▶ **Exercise brief**
Compute how many lines in the entries below contain "della", and output nothing but the number.

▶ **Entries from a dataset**
****************************************

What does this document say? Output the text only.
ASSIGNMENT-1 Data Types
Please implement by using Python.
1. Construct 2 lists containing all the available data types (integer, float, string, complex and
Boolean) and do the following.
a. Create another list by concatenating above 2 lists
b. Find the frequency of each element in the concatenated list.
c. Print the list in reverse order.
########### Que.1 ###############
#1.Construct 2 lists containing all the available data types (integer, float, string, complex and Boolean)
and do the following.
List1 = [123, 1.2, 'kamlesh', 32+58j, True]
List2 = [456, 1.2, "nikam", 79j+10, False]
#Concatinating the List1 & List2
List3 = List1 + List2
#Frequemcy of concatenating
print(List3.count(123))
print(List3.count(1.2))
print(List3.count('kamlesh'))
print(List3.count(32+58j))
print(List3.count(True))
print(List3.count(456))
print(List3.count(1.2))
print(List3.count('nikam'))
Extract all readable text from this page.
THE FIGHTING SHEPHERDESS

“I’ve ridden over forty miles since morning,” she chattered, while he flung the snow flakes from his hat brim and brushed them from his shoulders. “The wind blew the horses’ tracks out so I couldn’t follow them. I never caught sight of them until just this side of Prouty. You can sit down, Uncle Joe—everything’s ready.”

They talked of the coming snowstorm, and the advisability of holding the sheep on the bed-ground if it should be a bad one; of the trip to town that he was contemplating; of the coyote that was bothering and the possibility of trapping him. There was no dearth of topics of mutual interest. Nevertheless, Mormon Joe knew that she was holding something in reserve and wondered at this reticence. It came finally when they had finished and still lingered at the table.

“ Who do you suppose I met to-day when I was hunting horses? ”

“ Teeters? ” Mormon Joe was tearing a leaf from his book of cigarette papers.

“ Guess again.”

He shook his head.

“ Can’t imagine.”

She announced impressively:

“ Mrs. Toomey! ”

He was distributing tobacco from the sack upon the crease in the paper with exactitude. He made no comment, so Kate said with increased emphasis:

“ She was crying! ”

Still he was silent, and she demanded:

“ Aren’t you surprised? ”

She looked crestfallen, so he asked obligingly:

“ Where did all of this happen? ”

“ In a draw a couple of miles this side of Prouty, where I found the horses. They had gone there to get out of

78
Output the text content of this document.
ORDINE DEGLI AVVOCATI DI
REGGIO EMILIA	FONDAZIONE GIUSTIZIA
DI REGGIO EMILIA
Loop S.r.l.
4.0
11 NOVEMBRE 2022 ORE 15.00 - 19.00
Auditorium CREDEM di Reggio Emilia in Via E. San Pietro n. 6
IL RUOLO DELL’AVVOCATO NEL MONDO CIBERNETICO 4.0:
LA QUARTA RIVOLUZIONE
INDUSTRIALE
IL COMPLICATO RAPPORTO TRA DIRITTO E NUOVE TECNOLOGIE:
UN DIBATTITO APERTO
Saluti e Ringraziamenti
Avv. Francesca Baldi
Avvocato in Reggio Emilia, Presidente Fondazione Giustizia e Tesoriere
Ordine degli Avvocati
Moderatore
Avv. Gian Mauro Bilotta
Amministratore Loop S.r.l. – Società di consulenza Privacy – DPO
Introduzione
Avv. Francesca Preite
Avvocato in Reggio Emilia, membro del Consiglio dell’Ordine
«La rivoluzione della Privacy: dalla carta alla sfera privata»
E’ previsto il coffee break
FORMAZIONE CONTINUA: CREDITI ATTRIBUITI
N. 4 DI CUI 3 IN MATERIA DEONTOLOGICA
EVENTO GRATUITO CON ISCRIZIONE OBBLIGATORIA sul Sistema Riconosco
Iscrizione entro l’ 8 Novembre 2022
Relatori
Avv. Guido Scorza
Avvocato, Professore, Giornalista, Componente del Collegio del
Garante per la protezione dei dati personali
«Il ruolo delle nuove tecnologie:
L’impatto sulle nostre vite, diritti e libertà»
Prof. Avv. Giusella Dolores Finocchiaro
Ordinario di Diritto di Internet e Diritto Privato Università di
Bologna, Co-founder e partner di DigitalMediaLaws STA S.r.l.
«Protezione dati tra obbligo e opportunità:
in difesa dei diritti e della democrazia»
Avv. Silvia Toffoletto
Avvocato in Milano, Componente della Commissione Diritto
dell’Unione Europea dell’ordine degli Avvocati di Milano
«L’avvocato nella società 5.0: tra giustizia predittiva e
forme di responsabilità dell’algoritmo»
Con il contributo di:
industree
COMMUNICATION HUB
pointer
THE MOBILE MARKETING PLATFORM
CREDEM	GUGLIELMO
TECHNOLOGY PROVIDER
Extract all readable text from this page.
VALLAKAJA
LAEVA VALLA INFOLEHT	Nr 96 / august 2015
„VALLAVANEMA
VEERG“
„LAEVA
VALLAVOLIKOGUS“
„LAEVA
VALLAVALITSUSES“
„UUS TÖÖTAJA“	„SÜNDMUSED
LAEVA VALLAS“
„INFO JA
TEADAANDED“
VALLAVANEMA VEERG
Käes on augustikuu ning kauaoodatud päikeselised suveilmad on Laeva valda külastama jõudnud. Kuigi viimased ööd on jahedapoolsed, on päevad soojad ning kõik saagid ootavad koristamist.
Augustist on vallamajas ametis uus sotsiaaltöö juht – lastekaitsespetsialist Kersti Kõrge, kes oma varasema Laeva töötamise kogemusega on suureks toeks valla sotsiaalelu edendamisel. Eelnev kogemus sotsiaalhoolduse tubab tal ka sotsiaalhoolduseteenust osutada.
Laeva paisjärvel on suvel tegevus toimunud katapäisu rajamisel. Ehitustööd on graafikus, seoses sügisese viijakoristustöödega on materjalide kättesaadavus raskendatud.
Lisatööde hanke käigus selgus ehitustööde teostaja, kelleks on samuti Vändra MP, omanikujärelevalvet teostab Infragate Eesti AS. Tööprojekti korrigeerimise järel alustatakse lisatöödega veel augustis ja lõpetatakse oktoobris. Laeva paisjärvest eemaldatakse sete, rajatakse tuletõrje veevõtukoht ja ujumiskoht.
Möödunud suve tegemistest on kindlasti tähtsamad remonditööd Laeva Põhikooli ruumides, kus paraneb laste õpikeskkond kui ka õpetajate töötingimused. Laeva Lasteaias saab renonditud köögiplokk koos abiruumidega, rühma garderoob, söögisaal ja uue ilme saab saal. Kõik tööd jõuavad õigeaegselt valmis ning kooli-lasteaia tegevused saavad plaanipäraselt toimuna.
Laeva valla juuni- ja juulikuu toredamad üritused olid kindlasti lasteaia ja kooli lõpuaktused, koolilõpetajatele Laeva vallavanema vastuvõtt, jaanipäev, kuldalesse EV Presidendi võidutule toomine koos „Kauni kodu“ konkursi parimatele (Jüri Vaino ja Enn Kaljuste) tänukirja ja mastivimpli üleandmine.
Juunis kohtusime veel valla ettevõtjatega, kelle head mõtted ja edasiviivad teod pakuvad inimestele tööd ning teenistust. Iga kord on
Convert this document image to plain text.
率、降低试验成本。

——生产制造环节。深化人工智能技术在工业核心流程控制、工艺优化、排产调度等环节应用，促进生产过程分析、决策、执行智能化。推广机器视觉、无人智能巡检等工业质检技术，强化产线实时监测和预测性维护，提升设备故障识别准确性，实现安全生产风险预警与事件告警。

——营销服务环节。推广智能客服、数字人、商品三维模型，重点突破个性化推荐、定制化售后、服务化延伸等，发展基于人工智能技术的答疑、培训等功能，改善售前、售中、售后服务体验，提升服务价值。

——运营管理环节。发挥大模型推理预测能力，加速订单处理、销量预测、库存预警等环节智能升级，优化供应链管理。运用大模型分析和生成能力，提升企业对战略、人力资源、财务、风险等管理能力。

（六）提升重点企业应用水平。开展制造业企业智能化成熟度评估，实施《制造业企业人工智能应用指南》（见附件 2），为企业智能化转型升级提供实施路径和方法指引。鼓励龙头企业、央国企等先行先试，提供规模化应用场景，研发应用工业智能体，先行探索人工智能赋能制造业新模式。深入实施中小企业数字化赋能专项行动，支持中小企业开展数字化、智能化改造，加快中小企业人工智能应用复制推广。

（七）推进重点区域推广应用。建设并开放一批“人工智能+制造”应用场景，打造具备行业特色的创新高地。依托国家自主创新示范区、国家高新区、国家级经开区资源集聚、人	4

****************************************

▶ **Solution**
3